◆ **Given data**:
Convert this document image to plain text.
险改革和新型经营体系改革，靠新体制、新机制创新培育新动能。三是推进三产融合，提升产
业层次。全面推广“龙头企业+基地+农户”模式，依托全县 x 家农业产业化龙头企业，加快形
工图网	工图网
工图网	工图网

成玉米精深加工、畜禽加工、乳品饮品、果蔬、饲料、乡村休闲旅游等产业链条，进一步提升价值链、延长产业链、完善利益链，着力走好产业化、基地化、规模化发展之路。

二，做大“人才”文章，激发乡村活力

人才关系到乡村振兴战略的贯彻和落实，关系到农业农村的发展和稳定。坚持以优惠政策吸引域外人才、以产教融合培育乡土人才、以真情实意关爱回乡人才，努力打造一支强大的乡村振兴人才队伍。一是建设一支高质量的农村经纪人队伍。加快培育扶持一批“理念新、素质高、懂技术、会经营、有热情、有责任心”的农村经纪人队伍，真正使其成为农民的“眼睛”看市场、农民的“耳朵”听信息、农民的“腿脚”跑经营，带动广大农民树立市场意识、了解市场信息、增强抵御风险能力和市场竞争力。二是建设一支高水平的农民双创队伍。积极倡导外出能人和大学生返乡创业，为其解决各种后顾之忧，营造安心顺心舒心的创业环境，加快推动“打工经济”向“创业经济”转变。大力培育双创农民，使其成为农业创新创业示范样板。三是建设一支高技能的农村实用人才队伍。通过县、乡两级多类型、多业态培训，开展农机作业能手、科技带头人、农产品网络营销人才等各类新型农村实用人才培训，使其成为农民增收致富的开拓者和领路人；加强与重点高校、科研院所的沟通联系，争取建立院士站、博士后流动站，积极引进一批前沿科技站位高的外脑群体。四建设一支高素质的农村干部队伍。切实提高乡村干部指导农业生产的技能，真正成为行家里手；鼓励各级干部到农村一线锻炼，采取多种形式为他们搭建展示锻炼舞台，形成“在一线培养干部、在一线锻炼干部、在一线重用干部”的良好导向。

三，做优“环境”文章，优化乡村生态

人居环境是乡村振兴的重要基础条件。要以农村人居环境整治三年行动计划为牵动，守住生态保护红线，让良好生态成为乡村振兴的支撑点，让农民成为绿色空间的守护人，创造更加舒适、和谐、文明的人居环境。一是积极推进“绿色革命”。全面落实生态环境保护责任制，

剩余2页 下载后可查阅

◆ **Task statement**: The listing above should be transcribed in full, exactly as written.

◆ **Exercise response**:
Convert this document image to plain text.
险改革和新型经营体系改革，靠新体制、新机制创新培育新动能。三是推进三产融合，提升产
业层次。全面推广“龙头企业+基地+农户”模式，依托全县 x 家农业产业化龙头企业，加快形
工图网	工图网
工图网	工图网

成玉米精深加工、畜禽加工、乳品饮品、果蔬、饲料、乡村休闲旅游等产业链条，进一步提升价值链、延长产业链、完善利益链，着力走好产业化、基地化、规模化发展之路。

二，做大“人才”文章，激发乡村活力

人才关系到乡村振兴战略的贯彻和落实，关系到农业农村的发展和稳定。坚持以优惠政策吸引域外人才、以产教融合培育乡土人才、以真情实意关爱回乡人才，努力打造一支强大的乡村振兴人才队伍。一是建设一支高质量的农村经纪人队伍。加快培育扶持一批“理念新、素质高、懂技术、会经营、有热情、有责任心”的农村经纪人队伍，真正使其成为农民的“眼睛”看市场、农民的“耳朵”听信息、农民的“腿脚”跑经营，带动广大农民树立市场意识、了解市场信息、增强抵御风险能力和市场竞争力。二是建设一支高水平的农民双创队伍。积极倡导外出能人和大学生返乡创业，为其解决各种后顾之忧，营造安心顺心舒心的创业环境，加快推动“打工经济”向“创业经济”转变。大力培育双创农民，使其成为农业创新创业示范样板。三是建设一支高技能的农村实用人才队伍。通过县、乡两级多类型、多业态培训，开展农机作业能手、科技带头人、农产品网络营销人才等各类新型农村实用人才培训，使其成为农民增收致富的开拓者和领路人；加强与重点高校、科研院所的沟通联系，争取建立院士站、博士后流动站，积极引进一批前沿科技站位高的外脑群体。四建设一支高素质的农村干部队伍。切实提高乡村干部指导农业生产的技能，真正成为行家里手；鼓励各级干部到农村一线锻炼，采取多种形式为他们搭建展示锻炼舞台，形成“在一线培养干部、在一线锻炼干部、在一线重用干部”的良好导向。

三，做优“环境”文章，优化乡村生态

人居环境是乡村振兴的重要基础条件。要以农村人居环境整治三年行动计划为牵动，守住生态保护红线，让良好生态成为乡村振兴的支撑点，让农民成为绿色空间的守护人，创造更加舒适、和谐、文明的人居环境。一是积极推进“绿色革命”。全面落实生态环境保护责任制，

剩余2页 下载后可查阅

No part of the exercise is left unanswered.